What number of lines hold the word "entreprise"? State that number and nothing besides.

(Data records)
╔══
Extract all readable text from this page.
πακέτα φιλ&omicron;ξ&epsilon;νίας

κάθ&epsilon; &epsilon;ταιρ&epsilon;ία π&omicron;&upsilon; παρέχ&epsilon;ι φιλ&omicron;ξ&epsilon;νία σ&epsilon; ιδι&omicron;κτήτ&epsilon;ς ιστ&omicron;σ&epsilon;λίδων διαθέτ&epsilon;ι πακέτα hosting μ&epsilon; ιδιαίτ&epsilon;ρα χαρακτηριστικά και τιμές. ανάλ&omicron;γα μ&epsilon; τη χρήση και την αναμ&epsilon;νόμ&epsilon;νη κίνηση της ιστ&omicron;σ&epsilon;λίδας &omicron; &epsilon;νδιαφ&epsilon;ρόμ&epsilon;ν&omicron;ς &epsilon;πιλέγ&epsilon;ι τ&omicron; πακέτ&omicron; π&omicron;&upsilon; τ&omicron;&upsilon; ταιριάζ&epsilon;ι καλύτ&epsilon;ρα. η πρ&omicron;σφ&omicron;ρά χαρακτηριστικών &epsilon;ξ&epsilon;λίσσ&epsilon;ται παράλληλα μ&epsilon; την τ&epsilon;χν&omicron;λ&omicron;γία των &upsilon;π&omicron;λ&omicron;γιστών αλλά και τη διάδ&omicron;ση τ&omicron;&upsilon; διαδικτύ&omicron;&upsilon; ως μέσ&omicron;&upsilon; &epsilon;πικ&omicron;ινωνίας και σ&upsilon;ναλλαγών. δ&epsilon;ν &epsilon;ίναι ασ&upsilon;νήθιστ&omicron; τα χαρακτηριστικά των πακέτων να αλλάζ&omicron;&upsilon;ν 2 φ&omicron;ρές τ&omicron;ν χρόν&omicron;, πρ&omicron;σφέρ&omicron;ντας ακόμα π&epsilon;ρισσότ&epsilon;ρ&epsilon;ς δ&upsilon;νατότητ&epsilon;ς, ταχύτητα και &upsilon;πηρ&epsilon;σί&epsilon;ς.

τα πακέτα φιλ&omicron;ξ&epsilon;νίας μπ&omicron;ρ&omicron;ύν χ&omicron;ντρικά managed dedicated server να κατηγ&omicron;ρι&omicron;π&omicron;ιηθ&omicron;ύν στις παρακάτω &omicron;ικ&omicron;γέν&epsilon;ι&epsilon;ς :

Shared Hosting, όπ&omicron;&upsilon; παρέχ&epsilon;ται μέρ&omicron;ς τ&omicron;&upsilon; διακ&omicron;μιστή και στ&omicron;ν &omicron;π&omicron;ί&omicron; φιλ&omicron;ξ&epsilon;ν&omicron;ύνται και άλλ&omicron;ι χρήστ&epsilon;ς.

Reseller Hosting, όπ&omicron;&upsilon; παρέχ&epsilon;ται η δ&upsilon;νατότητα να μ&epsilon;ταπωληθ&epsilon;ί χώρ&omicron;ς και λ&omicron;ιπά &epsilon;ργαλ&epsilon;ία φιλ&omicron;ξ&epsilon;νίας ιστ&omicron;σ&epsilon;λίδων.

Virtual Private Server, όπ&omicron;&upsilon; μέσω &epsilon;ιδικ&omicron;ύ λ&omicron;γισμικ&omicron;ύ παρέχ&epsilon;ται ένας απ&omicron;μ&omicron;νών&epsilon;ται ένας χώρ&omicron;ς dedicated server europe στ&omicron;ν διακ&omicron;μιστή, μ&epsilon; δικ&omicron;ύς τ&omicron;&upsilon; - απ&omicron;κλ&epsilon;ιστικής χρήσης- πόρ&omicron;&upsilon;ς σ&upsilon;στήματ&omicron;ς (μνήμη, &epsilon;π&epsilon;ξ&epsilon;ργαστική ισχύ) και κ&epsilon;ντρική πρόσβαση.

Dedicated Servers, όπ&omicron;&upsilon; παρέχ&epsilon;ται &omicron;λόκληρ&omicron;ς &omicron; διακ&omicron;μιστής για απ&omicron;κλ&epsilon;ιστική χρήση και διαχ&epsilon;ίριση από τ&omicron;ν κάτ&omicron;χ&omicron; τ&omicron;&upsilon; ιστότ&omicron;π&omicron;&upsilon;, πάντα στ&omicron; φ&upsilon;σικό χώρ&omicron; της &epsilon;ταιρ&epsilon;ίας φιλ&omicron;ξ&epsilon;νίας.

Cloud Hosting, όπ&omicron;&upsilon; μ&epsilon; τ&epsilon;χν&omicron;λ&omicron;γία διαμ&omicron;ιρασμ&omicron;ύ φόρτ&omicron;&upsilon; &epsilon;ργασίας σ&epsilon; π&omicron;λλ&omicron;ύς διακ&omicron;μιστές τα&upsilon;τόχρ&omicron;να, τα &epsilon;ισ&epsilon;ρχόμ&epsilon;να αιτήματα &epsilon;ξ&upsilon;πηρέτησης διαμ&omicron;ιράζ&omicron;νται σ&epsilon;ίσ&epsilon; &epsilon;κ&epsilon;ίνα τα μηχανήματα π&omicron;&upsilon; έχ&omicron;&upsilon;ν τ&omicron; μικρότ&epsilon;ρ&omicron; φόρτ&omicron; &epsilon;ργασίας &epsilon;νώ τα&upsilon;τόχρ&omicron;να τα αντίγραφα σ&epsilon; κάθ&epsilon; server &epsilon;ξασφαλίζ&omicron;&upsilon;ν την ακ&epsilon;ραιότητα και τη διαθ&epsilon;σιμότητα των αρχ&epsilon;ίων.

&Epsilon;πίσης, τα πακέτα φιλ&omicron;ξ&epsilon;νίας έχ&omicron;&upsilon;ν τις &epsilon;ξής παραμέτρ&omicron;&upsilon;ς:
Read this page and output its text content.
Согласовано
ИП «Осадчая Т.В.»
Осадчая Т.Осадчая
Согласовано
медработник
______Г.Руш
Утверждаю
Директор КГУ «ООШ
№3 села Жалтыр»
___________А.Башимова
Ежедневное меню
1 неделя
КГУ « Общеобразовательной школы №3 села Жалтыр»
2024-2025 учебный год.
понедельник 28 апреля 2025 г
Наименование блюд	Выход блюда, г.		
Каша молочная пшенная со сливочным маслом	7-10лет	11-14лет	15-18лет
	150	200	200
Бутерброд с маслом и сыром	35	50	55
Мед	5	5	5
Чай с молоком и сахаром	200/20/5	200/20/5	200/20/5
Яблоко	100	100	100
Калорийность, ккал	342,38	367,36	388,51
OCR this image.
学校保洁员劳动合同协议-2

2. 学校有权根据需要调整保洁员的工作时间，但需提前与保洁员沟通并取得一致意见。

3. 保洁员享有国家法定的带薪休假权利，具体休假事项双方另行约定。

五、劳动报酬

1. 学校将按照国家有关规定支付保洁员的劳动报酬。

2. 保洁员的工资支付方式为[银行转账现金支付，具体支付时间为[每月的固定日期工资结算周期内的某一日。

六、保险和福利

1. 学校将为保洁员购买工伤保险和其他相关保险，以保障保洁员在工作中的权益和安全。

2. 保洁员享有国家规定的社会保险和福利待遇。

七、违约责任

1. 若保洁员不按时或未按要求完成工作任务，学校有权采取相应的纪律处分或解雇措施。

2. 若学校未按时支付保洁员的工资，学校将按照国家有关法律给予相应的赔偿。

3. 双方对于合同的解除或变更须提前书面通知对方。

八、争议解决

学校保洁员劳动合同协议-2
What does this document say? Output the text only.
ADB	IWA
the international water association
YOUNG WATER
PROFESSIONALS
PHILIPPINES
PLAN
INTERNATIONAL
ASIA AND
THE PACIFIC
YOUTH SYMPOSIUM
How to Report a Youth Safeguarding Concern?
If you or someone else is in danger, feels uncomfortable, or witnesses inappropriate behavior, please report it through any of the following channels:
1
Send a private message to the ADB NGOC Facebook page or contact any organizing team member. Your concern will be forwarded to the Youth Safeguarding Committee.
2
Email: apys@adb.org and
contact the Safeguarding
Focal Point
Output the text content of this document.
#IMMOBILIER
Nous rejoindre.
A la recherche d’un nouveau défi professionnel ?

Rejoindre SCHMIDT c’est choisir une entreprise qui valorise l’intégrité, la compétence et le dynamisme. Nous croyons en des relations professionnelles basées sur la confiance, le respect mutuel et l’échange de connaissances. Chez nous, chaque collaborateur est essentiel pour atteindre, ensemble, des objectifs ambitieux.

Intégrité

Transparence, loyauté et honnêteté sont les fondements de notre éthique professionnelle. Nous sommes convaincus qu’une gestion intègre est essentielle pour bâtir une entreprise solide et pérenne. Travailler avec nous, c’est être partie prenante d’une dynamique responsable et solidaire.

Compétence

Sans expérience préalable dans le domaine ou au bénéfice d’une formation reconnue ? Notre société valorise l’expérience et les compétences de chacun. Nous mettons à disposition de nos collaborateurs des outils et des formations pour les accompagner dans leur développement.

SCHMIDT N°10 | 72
╚══
» **Problem solution**: 2